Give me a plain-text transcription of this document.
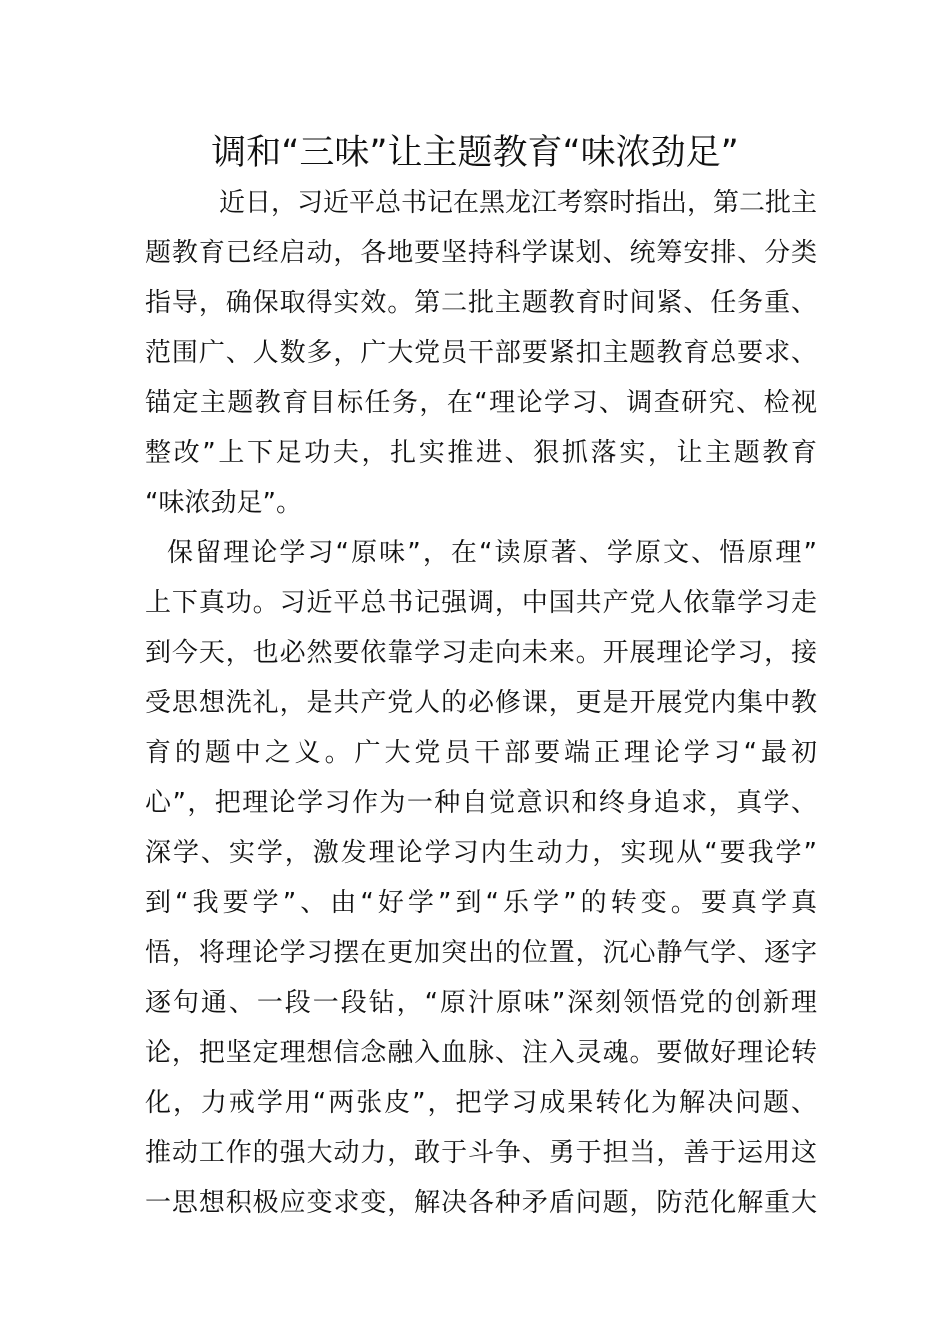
调和“三味”让主题教育“味浓劲足”
近日，习近平总书记在黑龙江考察时指出，第二批主
题教育已经启动，各地要坚持科学谋划、统筹安排、分类
指导，确保取得实效。第二批主题教育时间紧、任务重、
范围广、人数多，广大党员干部要紧扣主题教育总要求、
锚定主题教育目标任务，在“理论学习、调查研究、检视
整改”上下足功夫，扎实推进、狠抓落实，让主题教育
“味浓劲足”。
保留理论学习“原味”，在“读原著、学原文、悟原理”
上下真功。习近平总书记强调，中国共产党人依靠学习走
到今天，也必然要依靠学习走向未来。开展理论学习，接
受思想洗礼，是共产党人的必修课，更是开展党内集中教
育的题中之义。广大党员干部要端正理论学习“最初
心”，把理论学习作为一种自觉意识和终身追求，真学、
深学、实学，激发理论学习内生动力，实现从“要我学”
到“我要学”、由“好学”到“乐学”的转变。要真学真
悟，将理论学习摆在更加突出的位置，沉心静气学、逐字
逐句通、一段一段钻，“原汁原味”深刻领悟党的创新理
论，把坚定理想信念融入血脉、注入灵魂。要做好理论转
化，力戒学用“两张皮”，把学习成果转化为解决问题、
推动工作的强大动力，敢于斗争、勇于担当，善于运用这
一思想积极应变求变，解决各种矛盾问题，防范化解重大
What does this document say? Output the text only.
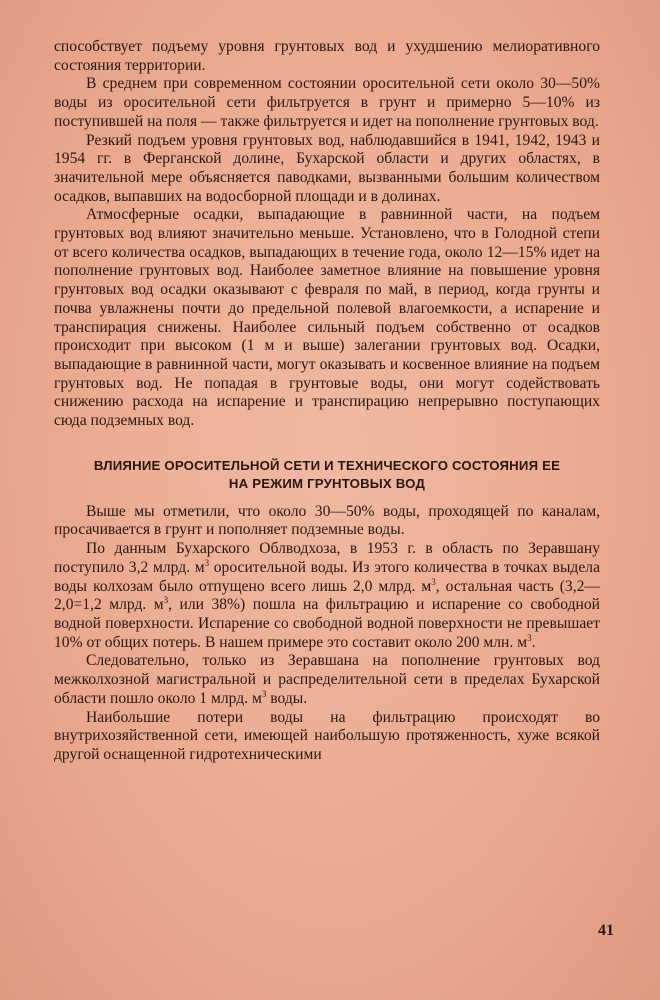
способствует подъему уровня грунтовых вод и ухудшению мелиоративного состояния территории.

В среднем при современном состоянии оросительной сети около 30—50% воды из оросительной сети фильтруется в грунт и примерно 5—10% из поступившей на поля — также фильтруется и идет на пополнение грунтовых вод.

Резкий подъем уровня грунтовых вод, наблюдавшийся в 1941, 1942, 1943 и 1954 гг. в Ферганской долине, Бухарской области и других областях, в значительной мере объясняется паводками, вызванными большим количеством осадков, выпавших на водосборной площади и в долинах.

Атмосферные осадки, выпадающие в равнинной части, на подъем грунтовых вод влияют значительно меньше. Установлено, что в Голодной степи от всего количества осадков, выпадающих в течение года, около 12—15% идет на пополнение грунтовых вод. Наиболее заметное влияние на повышение уровня грунтовых вод осадки оказывают с февраля по май, в период, когда грунты и почва увлажнены почти до предельной полевой влагоемкости, а испарение и транспирация снижены. Наиболее сильный подъем собственно от осадков происходит при высоком (1 м и выше) залегании грунтовых вод. Осадки, выпадающие в равнинной части, могут оказывать и косвенное влияние на подъем грунтовых вод. Не попадая в грунтовые воды, они могут содействовать снижению расхода на испарение и транспирацию непрерывно поступающих сюда подземных вод.

ВЛИЯНИЕ ОРОСИТЕЛЬНОЙ СЕТИ И ТЕХНИЧЕСКОГО СОСТОЯНИЯ ЕЕ
НА РЕЖИМ ГРУНТОВЫХ ВОД

Выше мы отметили, что около 30—50% воды, проходящей по каналам, просачивается в грунт и пополняет подземные воды.

По данным Бухарского Облводхоза, в 1953 г. в область по Зеравшану поступило 3,2 млрд. $м^3$ оросительной воды. Из этого количества в точках выдела воды колхозам было отпущено всего лишь 2,0 млрд. $м^3$, остальная часть (3,2—2,0=1,2 млрд. $м^3$, или 38%) пошла на фильтрацию и испарение со свободной водной поверхности. Испарение со свободной водной поверхности не превышает 10% от общих потерь. В нашем примере это составит около 200 млн. $м^3$.

Следовательно, только из Зеравшана на пополнение грунтовых вод межколхозной магистральной и распределительной сети в пределах Бухарской области пошло около 1 млрд. $м^3$ воды.

Наибольшие потери воды на фильтрацию происходят во внутрихозяйственной сети, имеющей наибольшую протяженность, хуже всякой другой оснащенной гидротехническими

41
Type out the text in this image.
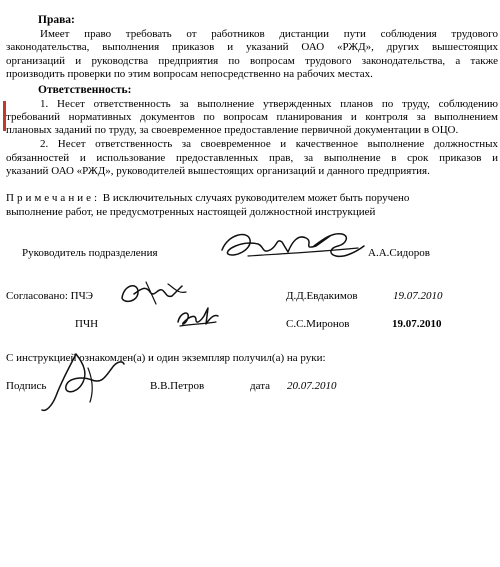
Права:
Имеет право требовать от работников дистанции пути соблюдения трудового
законодательства, выполнения приказов и указаний ОАО «РЖД», других вышестоящих
организаций и руководства предприятия по вопросам трудового законодательства, а также
производить проверки по этим вопросам непосредственно на рабочих местах.
Ответственность:
1. Несет ответственность за выполнение утвержденных планов по труду, соблюдению
требований нормативных документов по вопросам планирования и контроля за выполнением
плановых заданий по труду, за своевременное предоставление первичной документации в ОЦО.
2. Несет ответственность за своевременное и качественное выполнение должностных
обязанностей и использование предоставленных прав, за выполнение в срок приказов и
указаний ОАО «РЖД», руководителей вышестоящих организаций и данного предприятия.
Примечание: В исключительных случаях руководителем может быть поручено
выполнение работ, не предусмотренных настоящей должностной инструкцией
Руководитель подразделения	А.А.Сидоров
Согласовано: ПЧЭ	Д.Д.Евдакимов	19.07.2010
ПЧН	С.С.Миронов	19.07.2010
С инструкцией ознакомлен(а) и один экземпляр получил(а) на руки:
Подпись	В.В.Петров	дата 20.07.2010
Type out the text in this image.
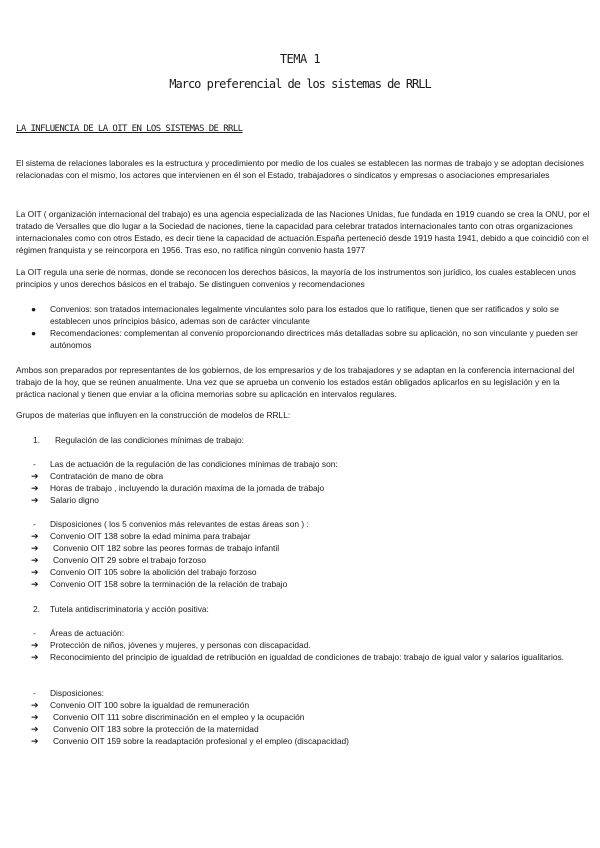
TEMA 1
Marco preferencial de los sistemas de RRLL
LA INFLUENCIA DE LA OIT EN LOS SISTEMAS DE RRLL

El sistema de relaciones laborales es la estructura y procedimiento por medio de los cuales se establecen las normas de trabajo y se adoptan decisiones relacionadas con el mismo, los actores que intervienen en él son el Estado, trabajadores o sindicatos y empresas o asociaciones empresariales

La OIT ( organización internacional del trabajo) es una agencia especializada de las Naciones Unidas, fue fundada en 1919 cuando se crea la ONU, por el tratado de Versalles que dio lugar a la Sociedad de naciones, tiene la capacidad para celebrar tratados internacionales tanto con otras organizaciones internacionales como con otros Estado, es decir tiene la capacidad de actuación.España perteneció desde 1919 hasta 1941, debido a que coincidió con el régimen franquista y se reincorpora en 1956. Tras eso, no ratifica ningún convenio hasta 1977

La OIT regula una serie de normas, donde se reconocen los derechos básicos, la mayoría de los instrumentos son jurídico, los cuales establecen unos principios y unos derechos básicos en el trabajo. Se distinguen convenios y recomendaciones

● Convenios: son tratados internacionales legalmente vinculantes solo para los estados que lo ratifique, tienen que ser ratificados y solo se establecen unos principios básico, ademas son de carácter vinculante

● Recomendaciones: complementan al convenio proporcionando directrices más detalladas sobre su aplicación, no son vinculante y pueden ser autónomos

Ambos son preparados por representantes de los gobiernos, de los empresarios y de los trabajadores y se adaptan en la conferencia internacional del trabajo de la hoy, que se reúnen anualmente. Una vez que se aprueba un convenio los estados están obligados aplicarlos en su legislación y en la práctica nacional y tienen que enviar a la oficina memorias sobre su aplicación en intervalos regulares.

Grupos de materias que influyen en la construcción de modelos de RRLL:
1. Regulación de las condiciones mínimas de trabajo:
- Las de actuación de la regulación de las condiciones mínimas de trabajo son:
➔ Contratación de mano de obra
➔ Horas de trabajo , incluyendo la duración maxima de la jornada de trabajo
➔ Salario digno
- Disposiciones ( los 5 convenios más relevantes de estas áreas son ) :
➔ Convenio OIT 138 sobre la edad mínima para trabajar
➔ Convenio OIT 182 sobre las peores formas de trabajo infantil
➔ Convenio OIT 29 sobre el trabajo forzoso
➔ Convenio OIT 105 sobre la abolición del trabajo forzoso
➔ Convenio OIT 158 sobre la terminación de la relación de trabajo
2. Tutela antidiscriminatoria y acción positiva:
- Áreas de actuación:
➔ Protección de niños, jóvenes y mujeres, y personas con discapacidad.
➔ Reconocimiento del principio de igualdad de retribución en igualdad de condiciones de trabajo: trabajo de igual valor y salarios igualitarios.
- Disposiciones:
➔ Convenio OIT 100 sobre la igualdad de remuneración
➔ Convenio OIT 111 sobre discriminación en el empleo y la ocupación
➔ Convenio OIT 183 sobre la protección de la maternidad
➔ Convenio OIT 159 sobre la readaptación profesional y el empleo (discapacidad)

§ §

-- WRITTEN EXERCISE --
Find the lines above that contain the word "количества" and collect them.

-- RESULT --
Атмосферные осадки, выпадающие в равнинной части, на подъем грунтовых вод влияют значительно меньше. Установлено, что в Голодной степи от всего количества осадков, выпадающих в течение года, около 12—15% идет на пополнение грунтовых вод. Наиболее заметное влияние на повышение уровня грунтовых вод осадки оказывают с февраля по май, в период, когда грунты и почва увлажнены почти до предельной полевой влагоемкости, а испарение и транспирация снижены. Наиболее сильный подъем собственно от осадков происходит при высоком (1 м и выше) залегании грунтовых вод. Осадки, выпадающие в равнинной части, могут оказывать и косвенное влияние на подъем грунтовых вод. Не попадая в грунтовые воды, они могут содействовать снижению расхода на испарение и транспирацию непрерывно поступающих сюда подземных вод.
По данным Бухарского Облводхоза, в 1953 г. в область по Зеравшану поступило 3,2 млрд. $м^3$ оросительной воды. Из этого количества в точках выдела воды колхозам было отпущено всего лишь 2,0 млрд. $м^3$, остальная часть (3,2—2,0=1,2 млрд. $м^3$, или 38%) пошла на фильтрацию и испарение со свободной водной поверхности. Испарение со свободной водной поверхности не превышает 10% от общих потерь. В нашем примере это составит около 200 млн. $м^3$.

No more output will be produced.